**WHAT IS EXPECTED:** Scan the listing for "Musikalien" and copy out each line that has it.

**MATERIAL SHOWN:**

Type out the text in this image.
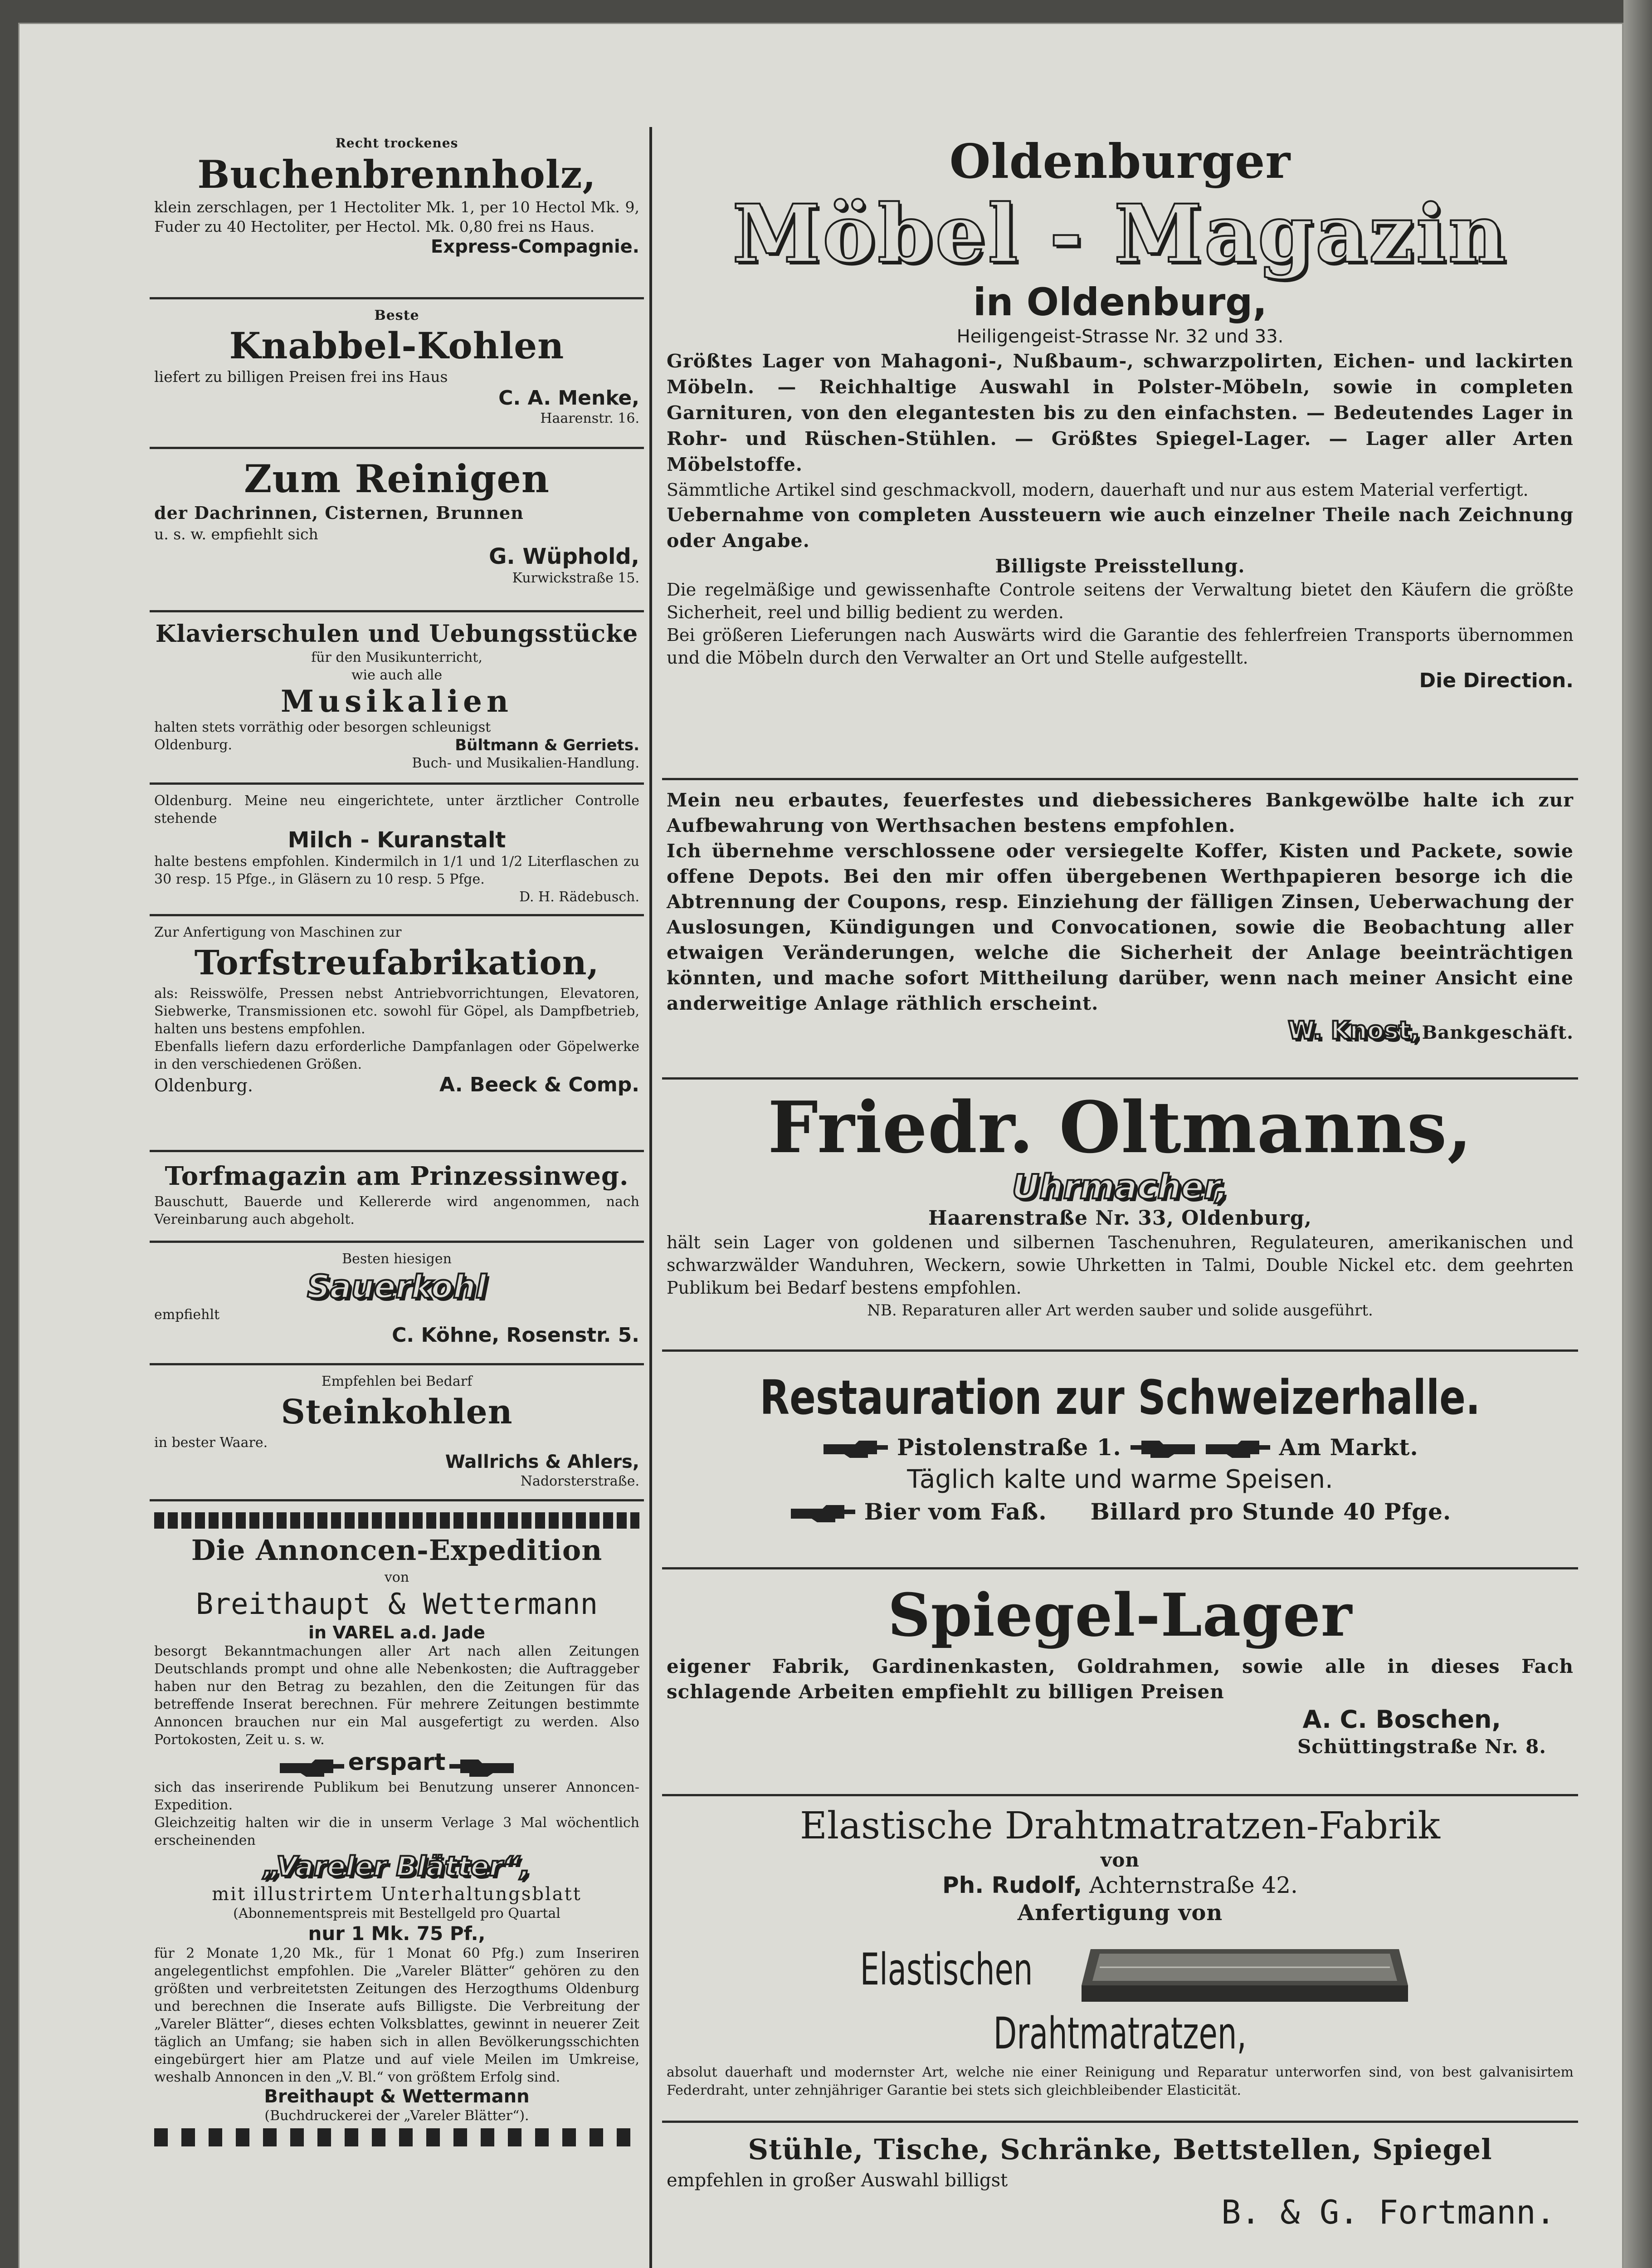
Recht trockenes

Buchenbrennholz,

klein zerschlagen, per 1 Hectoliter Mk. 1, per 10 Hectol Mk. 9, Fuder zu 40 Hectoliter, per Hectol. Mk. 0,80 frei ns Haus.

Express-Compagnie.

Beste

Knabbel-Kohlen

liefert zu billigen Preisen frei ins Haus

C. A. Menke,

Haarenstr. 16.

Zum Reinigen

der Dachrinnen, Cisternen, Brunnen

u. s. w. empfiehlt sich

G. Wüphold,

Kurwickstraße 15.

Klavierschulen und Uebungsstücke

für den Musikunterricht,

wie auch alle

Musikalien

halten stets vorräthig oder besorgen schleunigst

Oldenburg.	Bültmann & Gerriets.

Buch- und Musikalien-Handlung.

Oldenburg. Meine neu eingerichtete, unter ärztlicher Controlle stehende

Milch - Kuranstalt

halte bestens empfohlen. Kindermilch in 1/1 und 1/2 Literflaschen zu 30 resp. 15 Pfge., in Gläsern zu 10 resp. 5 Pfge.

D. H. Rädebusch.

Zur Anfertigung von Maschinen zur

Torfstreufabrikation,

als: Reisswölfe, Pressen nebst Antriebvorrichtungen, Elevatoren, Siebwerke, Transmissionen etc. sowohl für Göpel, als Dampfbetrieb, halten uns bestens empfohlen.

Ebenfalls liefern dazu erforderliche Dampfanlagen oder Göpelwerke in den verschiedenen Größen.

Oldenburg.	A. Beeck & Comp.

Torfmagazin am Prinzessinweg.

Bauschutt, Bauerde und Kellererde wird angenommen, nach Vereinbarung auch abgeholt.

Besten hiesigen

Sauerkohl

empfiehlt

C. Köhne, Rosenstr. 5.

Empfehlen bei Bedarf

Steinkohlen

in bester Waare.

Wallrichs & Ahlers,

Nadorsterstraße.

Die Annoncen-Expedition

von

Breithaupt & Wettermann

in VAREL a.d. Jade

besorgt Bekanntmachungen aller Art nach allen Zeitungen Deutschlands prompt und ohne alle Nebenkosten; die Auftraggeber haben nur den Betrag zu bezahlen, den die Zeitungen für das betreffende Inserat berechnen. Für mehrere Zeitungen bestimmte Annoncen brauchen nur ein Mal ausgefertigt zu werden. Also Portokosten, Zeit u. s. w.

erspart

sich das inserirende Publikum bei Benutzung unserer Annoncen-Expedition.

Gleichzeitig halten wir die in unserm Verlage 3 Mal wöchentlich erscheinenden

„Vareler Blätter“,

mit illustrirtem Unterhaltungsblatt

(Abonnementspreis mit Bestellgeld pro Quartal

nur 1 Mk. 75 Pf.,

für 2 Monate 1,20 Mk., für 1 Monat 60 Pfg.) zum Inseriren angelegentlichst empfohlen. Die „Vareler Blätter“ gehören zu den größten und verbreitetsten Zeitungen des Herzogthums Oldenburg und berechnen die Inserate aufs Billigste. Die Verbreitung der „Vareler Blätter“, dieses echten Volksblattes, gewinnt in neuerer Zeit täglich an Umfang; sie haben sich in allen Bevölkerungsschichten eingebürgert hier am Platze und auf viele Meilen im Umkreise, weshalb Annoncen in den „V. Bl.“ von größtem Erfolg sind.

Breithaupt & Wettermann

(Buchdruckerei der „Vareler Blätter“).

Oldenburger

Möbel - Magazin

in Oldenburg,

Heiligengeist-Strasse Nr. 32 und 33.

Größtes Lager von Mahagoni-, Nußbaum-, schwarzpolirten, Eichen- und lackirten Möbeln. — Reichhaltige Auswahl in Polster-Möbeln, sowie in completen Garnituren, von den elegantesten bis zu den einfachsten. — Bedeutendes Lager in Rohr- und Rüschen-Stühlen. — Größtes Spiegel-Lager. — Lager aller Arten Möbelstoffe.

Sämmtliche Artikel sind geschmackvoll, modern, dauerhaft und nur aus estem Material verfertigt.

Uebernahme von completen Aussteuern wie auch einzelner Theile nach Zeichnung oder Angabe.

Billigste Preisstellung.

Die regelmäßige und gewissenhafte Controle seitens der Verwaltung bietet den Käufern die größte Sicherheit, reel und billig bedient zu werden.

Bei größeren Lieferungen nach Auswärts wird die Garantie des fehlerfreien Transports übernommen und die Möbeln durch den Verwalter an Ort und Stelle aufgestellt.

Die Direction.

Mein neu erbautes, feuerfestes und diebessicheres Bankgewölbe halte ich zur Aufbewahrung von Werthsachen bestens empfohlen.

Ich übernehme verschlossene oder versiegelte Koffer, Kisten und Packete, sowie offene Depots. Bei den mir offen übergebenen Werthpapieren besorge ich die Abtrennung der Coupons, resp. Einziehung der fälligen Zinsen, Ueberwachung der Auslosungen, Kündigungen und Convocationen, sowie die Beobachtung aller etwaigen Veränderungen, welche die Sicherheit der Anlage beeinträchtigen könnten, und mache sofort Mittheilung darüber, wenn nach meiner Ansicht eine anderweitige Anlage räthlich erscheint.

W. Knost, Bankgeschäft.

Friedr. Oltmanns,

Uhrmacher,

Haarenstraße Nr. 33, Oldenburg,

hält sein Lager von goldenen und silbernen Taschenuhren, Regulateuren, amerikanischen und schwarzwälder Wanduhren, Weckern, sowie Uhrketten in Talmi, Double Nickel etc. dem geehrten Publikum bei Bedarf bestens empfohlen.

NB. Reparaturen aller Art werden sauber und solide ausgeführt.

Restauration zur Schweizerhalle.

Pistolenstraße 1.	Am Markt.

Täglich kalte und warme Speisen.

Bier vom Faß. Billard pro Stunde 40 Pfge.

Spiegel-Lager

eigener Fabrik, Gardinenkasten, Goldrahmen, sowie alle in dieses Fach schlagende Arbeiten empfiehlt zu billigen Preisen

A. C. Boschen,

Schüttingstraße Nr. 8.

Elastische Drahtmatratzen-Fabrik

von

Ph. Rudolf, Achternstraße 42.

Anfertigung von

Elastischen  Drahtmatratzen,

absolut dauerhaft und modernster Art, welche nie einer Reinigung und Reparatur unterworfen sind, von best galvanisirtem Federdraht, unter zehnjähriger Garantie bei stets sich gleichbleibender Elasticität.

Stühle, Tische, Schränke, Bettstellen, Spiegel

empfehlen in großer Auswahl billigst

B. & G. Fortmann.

...

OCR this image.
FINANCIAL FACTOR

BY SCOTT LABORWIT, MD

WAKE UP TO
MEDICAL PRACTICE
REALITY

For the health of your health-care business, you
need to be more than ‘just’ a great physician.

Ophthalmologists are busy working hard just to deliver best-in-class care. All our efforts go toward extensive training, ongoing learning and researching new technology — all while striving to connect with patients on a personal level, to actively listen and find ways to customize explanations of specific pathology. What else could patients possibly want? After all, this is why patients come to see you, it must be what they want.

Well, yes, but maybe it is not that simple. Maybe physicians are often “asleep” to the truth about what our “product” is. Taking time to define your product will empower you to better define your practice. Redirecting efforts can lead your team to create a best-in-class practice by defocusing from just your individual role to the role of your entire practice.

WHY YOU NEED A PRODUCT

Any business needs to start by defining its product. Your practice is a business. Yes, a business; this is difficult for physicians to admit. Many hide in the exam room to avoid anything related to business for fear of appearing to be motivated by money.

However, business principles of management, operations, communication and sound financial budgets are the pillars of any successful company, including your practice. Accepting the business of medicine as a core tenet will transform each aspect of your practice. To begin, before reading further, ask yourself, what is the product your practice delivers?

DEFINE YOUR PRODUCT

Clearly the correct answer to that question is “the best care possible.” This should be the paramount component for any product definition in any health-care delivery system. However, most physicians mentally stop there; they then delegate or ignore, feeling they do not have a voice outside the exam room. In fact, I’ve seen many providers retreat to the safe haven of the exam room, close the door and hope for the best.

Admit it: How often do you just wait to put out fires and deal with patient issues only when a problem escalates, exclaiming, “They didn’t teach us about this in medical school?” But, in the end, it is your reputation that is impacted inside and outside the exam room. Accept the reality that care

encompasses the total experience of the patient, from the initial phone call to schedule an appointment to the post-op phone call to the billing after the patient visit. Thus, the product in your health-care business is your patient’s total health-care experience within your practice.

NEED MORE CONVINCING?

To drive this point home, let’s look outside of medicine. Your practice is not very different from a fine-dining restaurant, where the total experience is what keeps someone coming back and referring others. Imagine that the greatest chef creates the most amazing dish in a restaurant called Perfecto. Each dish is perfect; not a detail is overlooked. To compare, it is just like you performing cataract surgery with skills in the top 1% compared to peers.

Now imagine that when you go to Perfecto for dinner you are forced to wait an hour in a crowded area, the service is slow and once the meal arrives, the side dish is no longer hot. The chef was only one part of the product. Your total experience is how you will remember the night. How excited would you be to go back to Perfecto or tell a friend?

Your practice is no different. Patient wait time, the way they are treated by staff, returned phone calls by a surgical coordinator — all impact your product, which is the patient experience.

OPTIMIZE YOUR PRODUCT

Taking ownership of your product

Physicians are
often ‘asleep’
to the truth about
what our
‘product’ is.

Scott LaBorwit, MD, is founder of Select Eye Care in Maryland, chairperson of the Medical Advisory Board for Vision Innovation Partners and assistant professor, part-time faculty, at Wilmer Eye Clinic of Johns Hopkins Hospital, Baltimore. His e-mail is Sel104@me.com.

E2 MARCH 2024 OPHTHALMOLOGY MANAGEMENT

**ANSWER BOX:**
Musikalien
Buch- und Musikalien-Handlung.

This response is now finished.